(Entries)

— Begin —

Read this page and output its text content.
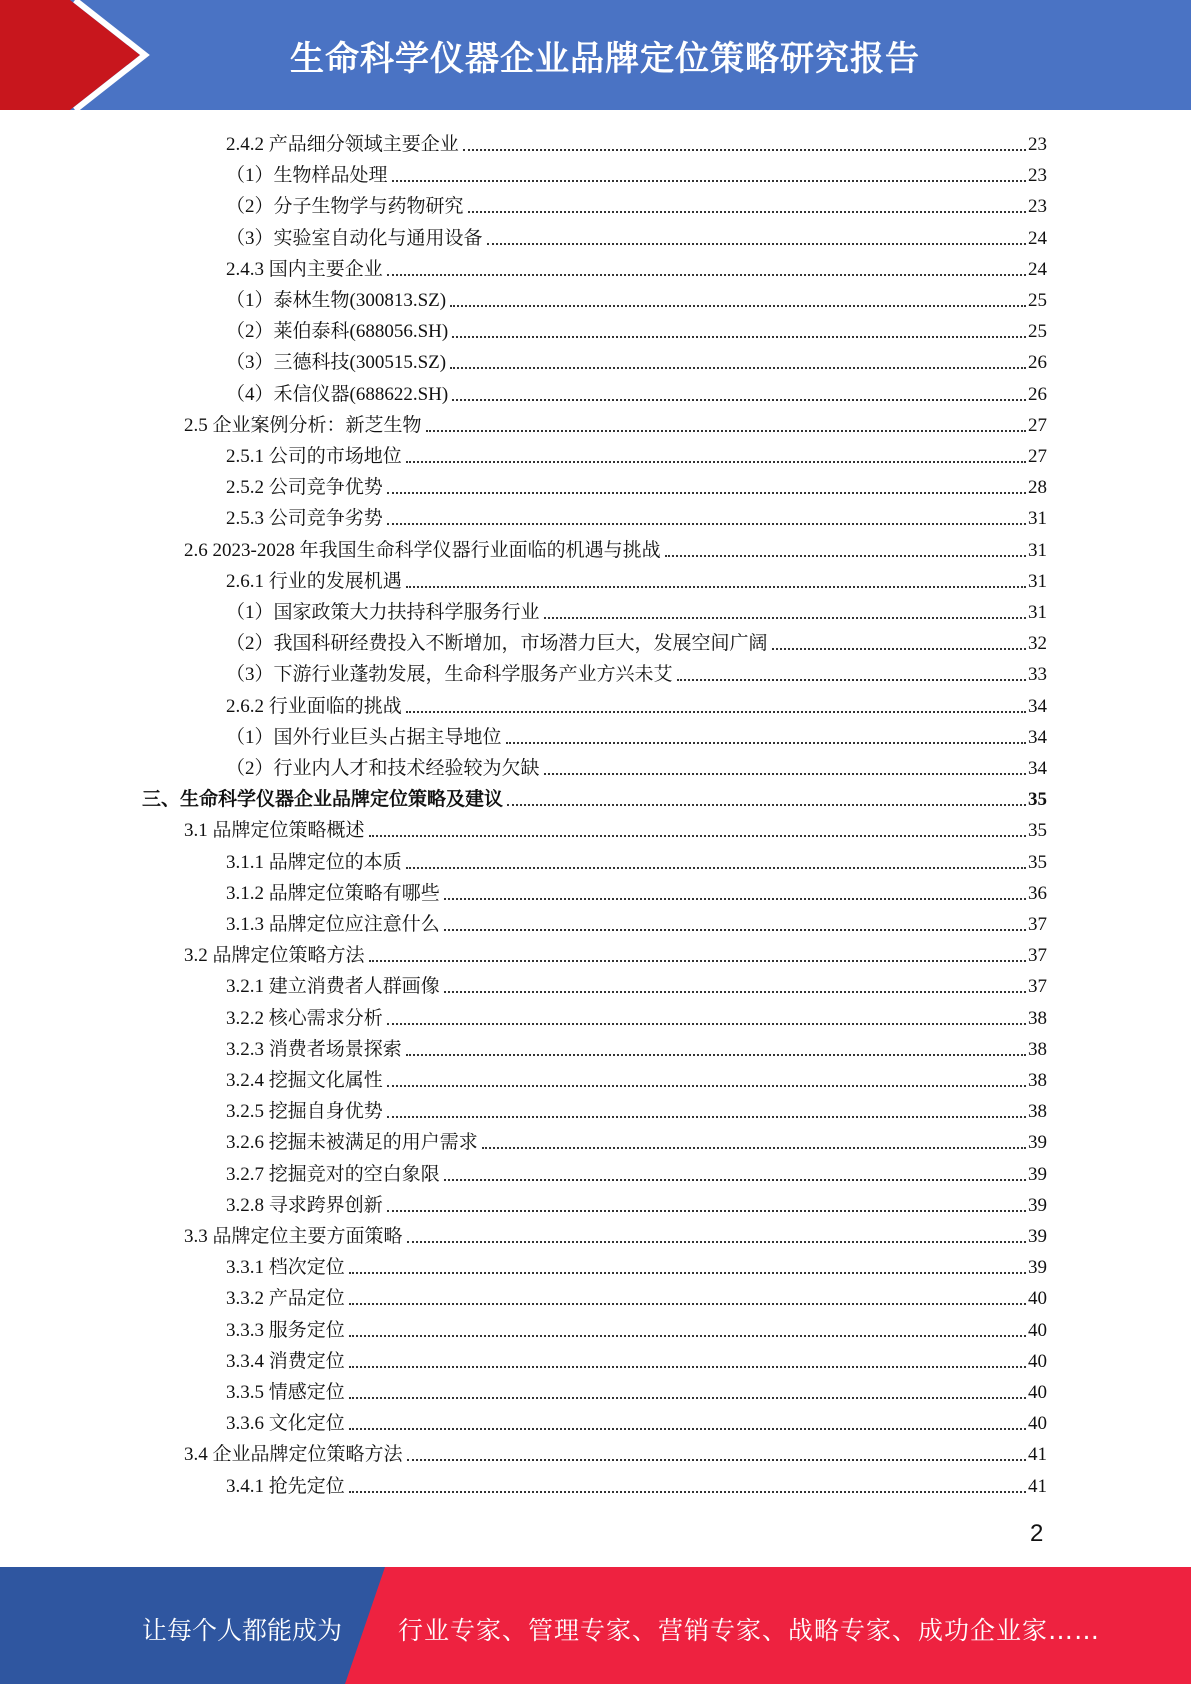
生命科学仪器企业品牌定位策略研究报告
2.4.2 产品细分领域主要企业	23
（1）生物样品处理	23
（2）分子生物学与药物研究	23
（3）实验室自动化与通用设备	24
2.4.3 国内主要企业	24
（1）泰林生物(300813.SZ)	25
（2）莱伯泰科(688056.SH)	25
（3）三德科技(300515.SZ)	26
（4）禾信仪器(688622.SH)	26
2.5 企业案例分析：新芝生物	27
2.5.1 公司的市场地位	27
2.5.2 公司竞争优势	28
2.5.3 公司竞争劣势	31
2.6 2023-2028 年我国生命科学仪器行业面临的机遇与挑战	31
2.6.1 行业的发展机遇	31
（1）国家政策大力扶持科学服务行业	31
（2）我国科研经费投入不断增加，市场潜力巨大，发展空间广阔	32
（3）下游行业蓬勃发展，生命科学服务产业方兴未艾	33
2.6.2 行业面临的挑战	34
（1）国外行业巨头占据主导地位	34
（2）行业内人才和技术经验较为欠缺	34
三、生命科学仪器企业品牌定位策略及建议	35
3.1 品牌定位策略概述	35
3.1.1 品牌定位的本质	35
3.1.2 品牌定位策略有哪些	36
3.1.3 品牌定位应注意什么	37
3.2 品牌定位策略方法	37
3.2.1 建立消费者人群画像	37
3.2.2 核心需求分析	38
3.2.3 消费者场景探索	38
3.2.4 挖掘文化属性	38
3.2.5 挖掘自身优势	38
3.2.6 挖掘未被满足的用户需求	39
3.2.7 挖掘竞对的空白象限	39
3.2.8 寻求跨界创新	39
3.3 品牌定位主要方面策略	39
3.3.1 档次定位	39
3.3.2 产品定位	40
3.3.3 服务定位	40
3.3.4 消费定位	40
3.3.5 情感定位	40
3.3.6 文化定位	40
3.4 企业品牌定位策略方法	41
3.4.1 抢先定位	41
2
让每个人都能成为 行业专家、管理专家、营销专家、战略专家、成功企业家……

— End —

(Task directions) Above are records with pictures; repeat the records exactly and leave the pictures out.

(Right answer)
Read this page and output its text content.
生命科学仪器企业品牌定位策略研究报告
2.4.2 产品细分领域主要企业	23
（1）生物样品处理	23
（2）分子生物学与药物研究	23
（3）实验室自动化与通用设备	24
2.4.3 国内主要企业	24
（1）泰林生物(300813.SZ)	25
（2）莱伯泰科(688056.SH)	25
（3）三德科技(300515.SZ)	26
（4）禾信仪器(688622.SH)	26
2.5 企业案例分析：新芝生物	27
2.5.1 公司的市场地位	27
2.5.2 公司竞争优势	28
2.5.3 公司竞争劣势	31
2.6 2023-2028 年我国生命科学仪器行业面临的机遇与挑战	31
2.6.1 行业的发展机遇	31
（1）国家政策大力扶持科学服务行业	31
（2）我国科研经费投入不断增加，市场潜力巨大，发展空间广阔	32
（3）下游行业蓬勃发展，生命科学服务产业方兴未艾	33
2.6.2 行业面临的挑战	34
（1）国外行业巨头占据主导地位	34
（2）行业内人才和技术经验较为欠缺	34
三、生命科学仪器企业品牌定位策略及建议	35
3.1 品牌定位策略概述	35
3.1.1 品牌定位的本质	35
3.1.2 品牌定位策略有哪些	36
3.1.3 品牌定位应注意什么	37
3.2 品牌定位策略方法	37
3.2.1 建立消费者人群画像	37
3.2.2 核心需求分析	38
3.2.3 消费者场景探索	38
3.2.4 挖掘文化属性	38
3.2.5 挖掘自身优势	38
3.2.6 挖掘未被满足的用户需求	39
3.2.7 挖掘竞对的空白象限	39
3.2.8 寻求跨界创新	39
3.3 品牌定位主要方面策略	39
3.3.1 档次定位	39
3.3.2 产品定位	40
3.3.3 服务定位	40
3.3.4 消费定位	40
3.3.5 情感定位	40
3.3.6 文化定位	40
3.4 企业品牌定位策略方法	41
3.4.1 抢先定位	41
2
让每个人都能成为 行业专家、管理专家、营销专家、战略专家、成功企业家……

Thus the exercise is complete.